** start of Entries shown **

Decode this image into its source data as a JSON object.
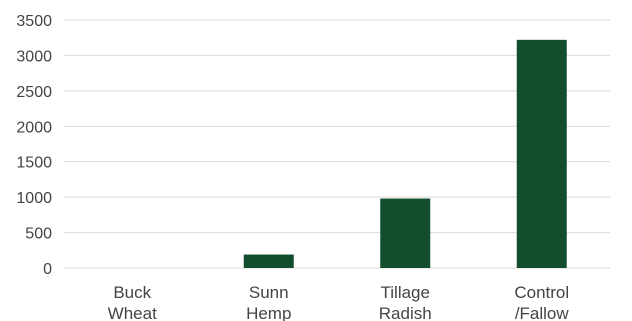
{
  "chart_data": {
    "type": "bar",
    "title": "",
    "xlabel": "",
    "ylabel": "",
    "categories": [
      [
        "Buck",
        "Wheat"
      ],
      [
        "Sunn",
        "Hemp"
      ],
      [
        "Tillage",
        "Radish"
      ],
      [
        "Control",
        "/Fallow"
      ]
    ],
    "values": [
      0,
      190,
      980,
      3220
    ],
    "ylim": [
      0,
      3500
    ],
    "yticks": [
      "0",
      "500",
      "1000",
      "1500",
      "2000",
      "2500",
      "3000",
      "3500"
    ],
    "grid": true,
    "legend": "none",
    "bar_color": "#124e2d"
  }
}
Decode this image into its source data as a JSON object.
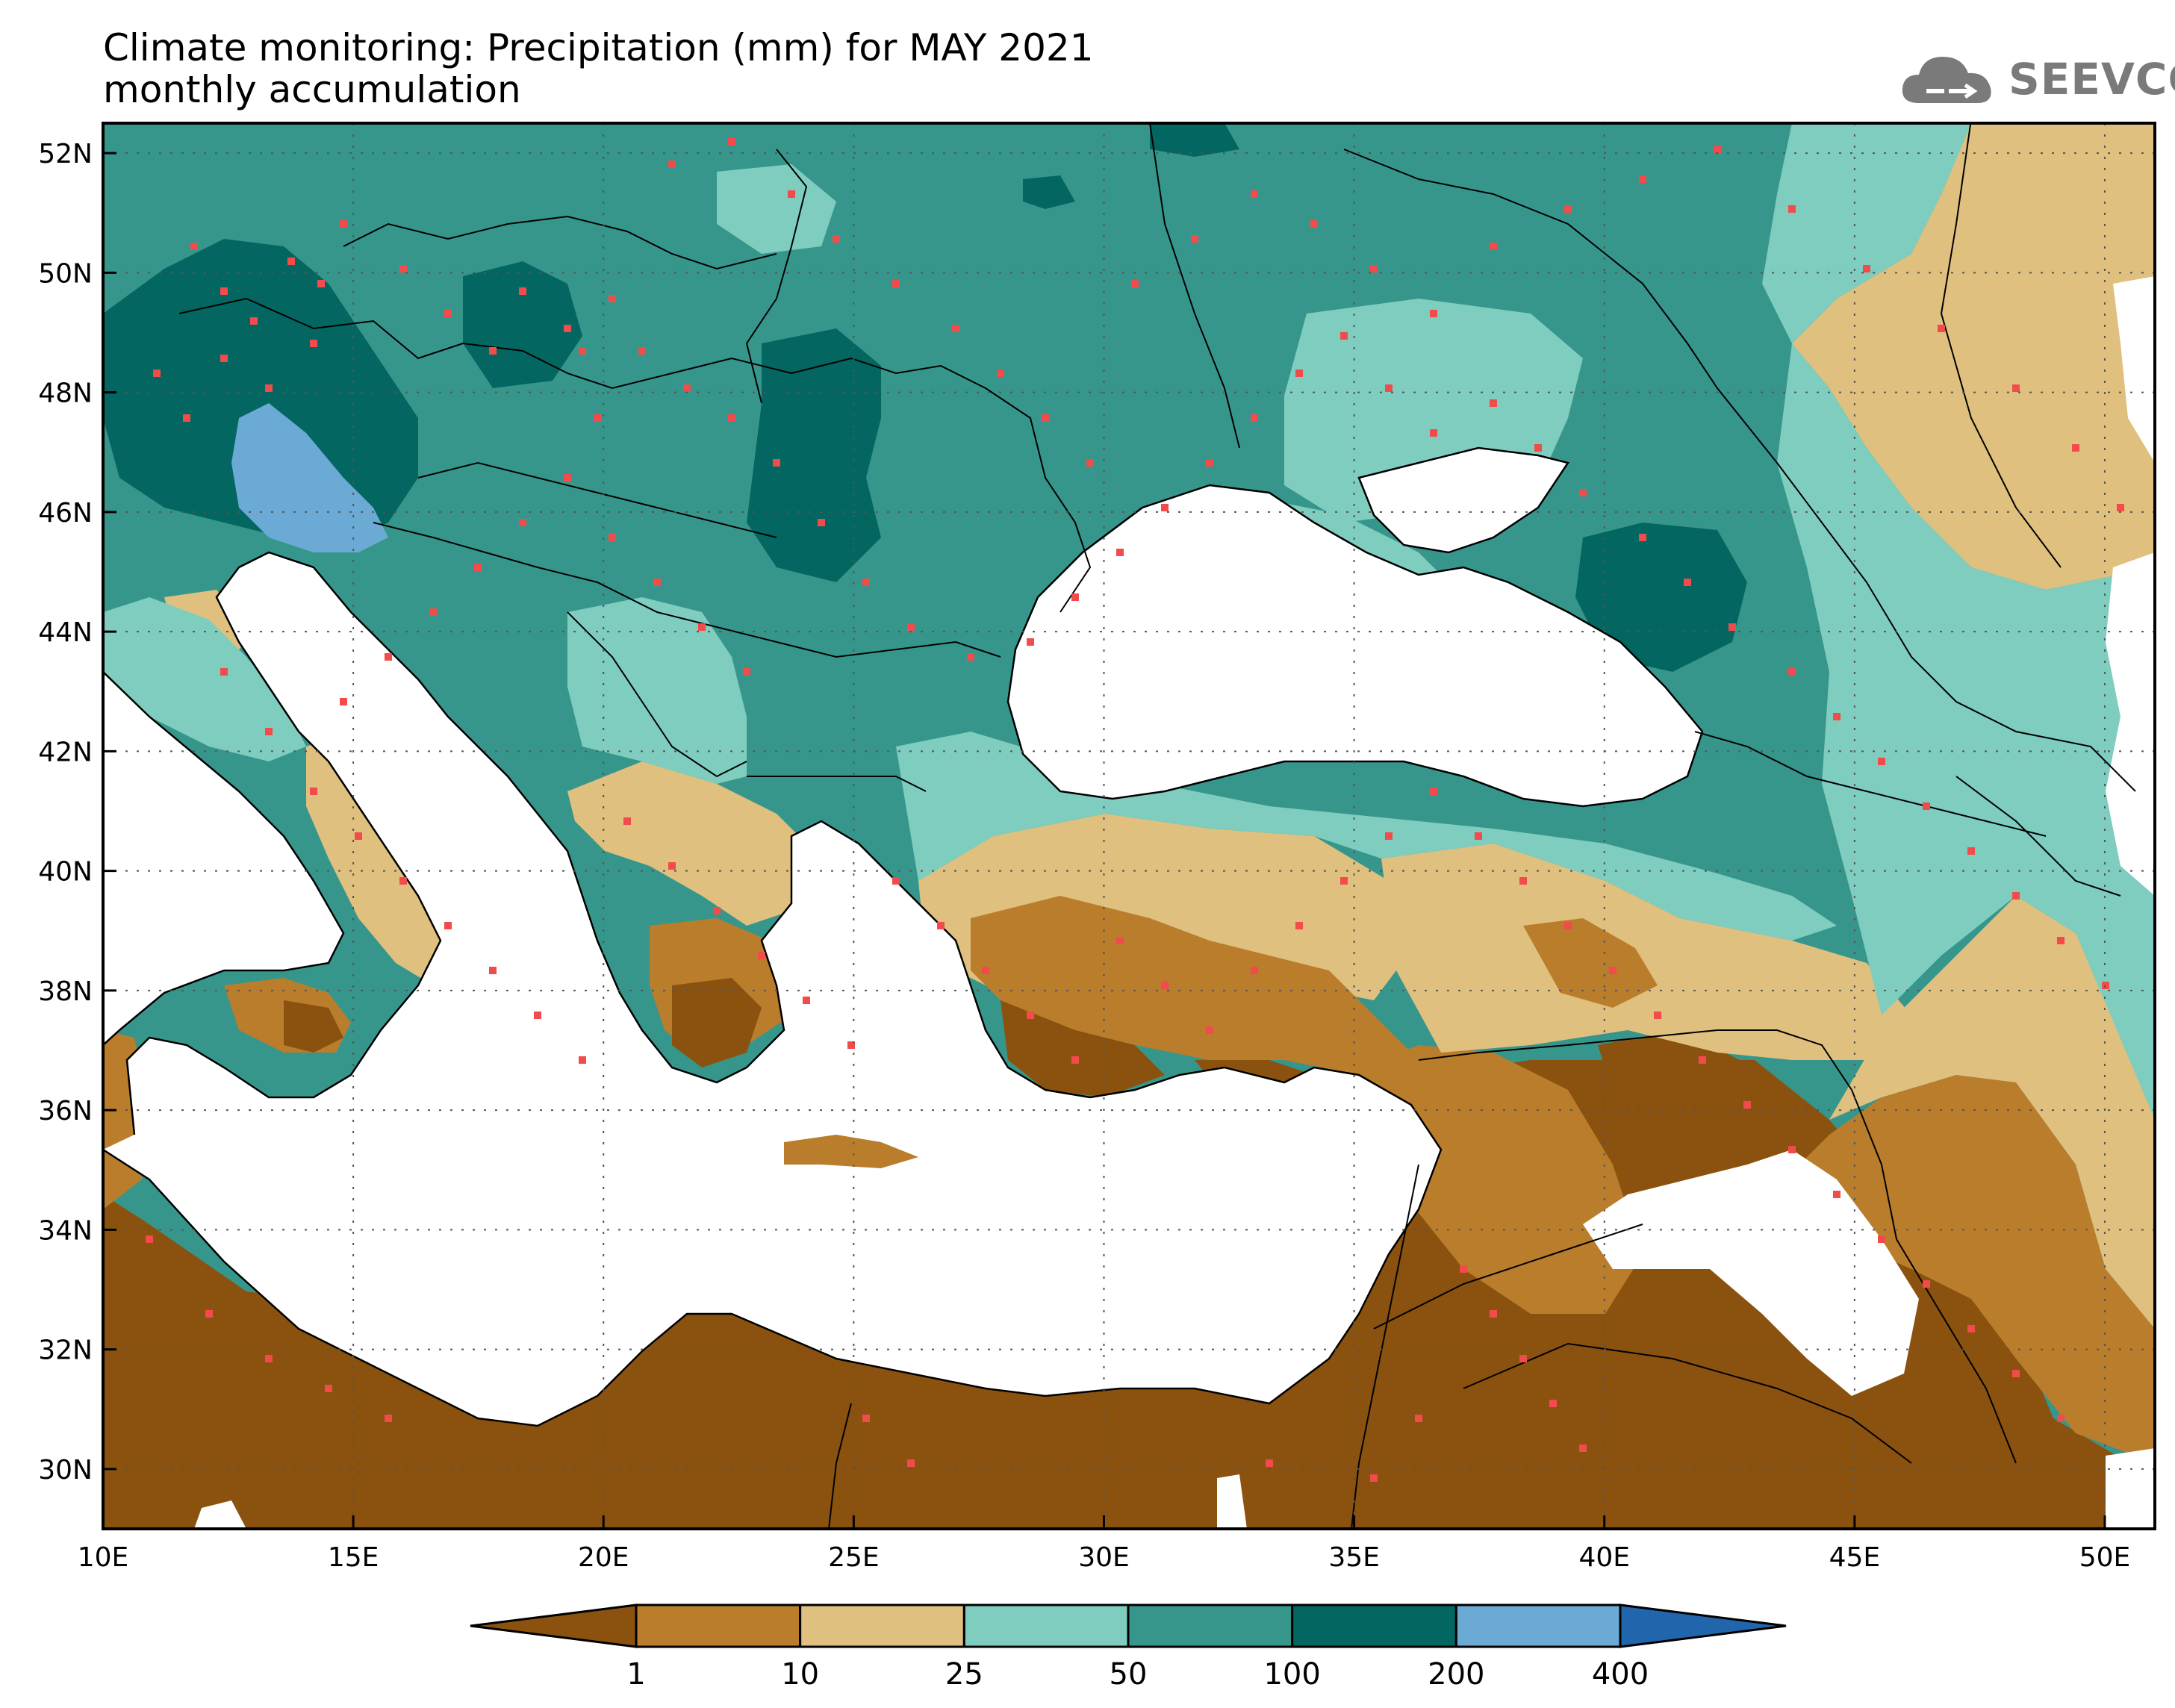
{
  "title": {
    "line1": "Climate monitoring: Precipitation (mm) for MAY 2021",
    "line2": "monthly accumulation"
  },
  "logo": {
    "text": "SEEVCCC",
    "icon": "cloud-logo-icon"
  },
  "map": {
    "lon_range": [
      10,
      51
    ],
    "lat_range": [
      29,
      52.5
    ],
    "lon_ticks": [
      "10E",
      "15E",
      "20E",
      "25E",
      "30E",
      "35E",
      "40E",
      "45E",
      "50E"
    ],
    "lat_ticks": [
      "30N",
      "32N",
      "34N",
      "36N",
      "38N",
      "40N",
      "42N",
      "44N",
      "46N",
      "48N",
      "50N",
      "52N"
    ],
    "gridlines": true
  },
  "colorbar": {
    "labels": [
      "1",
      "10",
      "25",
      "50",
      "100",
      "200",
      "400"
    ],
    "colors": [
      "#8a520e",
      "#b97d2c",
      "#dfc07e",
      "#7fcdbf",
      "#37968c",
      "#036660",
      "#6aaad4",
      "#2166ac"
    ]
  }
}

** end of Entries shown **

## Exercise brief
Repeat the full listing above exactly, with no pictures in the copy.

## Written response
Decode this image into its source data as a JSON object.
{
  "chart_data": {
    "type": "bar",
    "title": "",
    "xlabel": "",
    "ylabel": "",
    "categories": [
      [
        "Buck",
        "Wheat"
      ],
      [
        "Sunn",
        "Hemp"
      ],
      [
        "Tillage",
        "Radish"
      ],
      [
        "Control",
        "/Fallow"
      ]
    ],
    "values": [
      0,
      190,
      980,
      3220
    ],
    "ylim": [
      0,
      3500
    ],
    "yticks": [
      "0",
      "500",
      "1000",
      "1500",
      "2000",
      "2500",
      "3000",
      "3500"
    ],
    "grid": true,
    "legend": "none",
    "bar_color": "#124e2d"
  }
}
Decode this image into its source data as a JSON object.
{
  "title": {
    "line1": "Climate monitoring: Precipitation (mm) for MAY 2021",
    "line2": "monthly accumulation"
  },
  "logo": {
    "text": "SEEVCCC",
    "icon": "cloud-logo-icon"
  },
  "map": {
    "lon_range": [
      10,
      51
    ],
    "lat_range": [
      29,
      52.5
    ],
    "lon_ticks": [
      "10E",
      "15E",
      "20E",
      "25E",
      "30E",
      "35E",
      "40E",
      "45E",
      "50E"
    ],
    "lat_ticks": [
      "30N",
      "32N",
      "34N",
      "36N",
      "38N",
      "40N",
      "42N",
      "44N",
      "46N",
      "48N",
      "50N",
      "52N"
    ],
    "gridlines": true
  },
  "colorbar": {
    "labels": [
      "1",
      "10",
      "25",
      "50",
      "100",
      "200",
      "400"
    ],
    "colors": [
      "#8a520e",
      "#b97d2c",
      "#dfc07e",
      "#7fcdbf",
      "#37968c",
      "#036660",
      "#6aaad4",
      "#2166ac"
    ]
  }
}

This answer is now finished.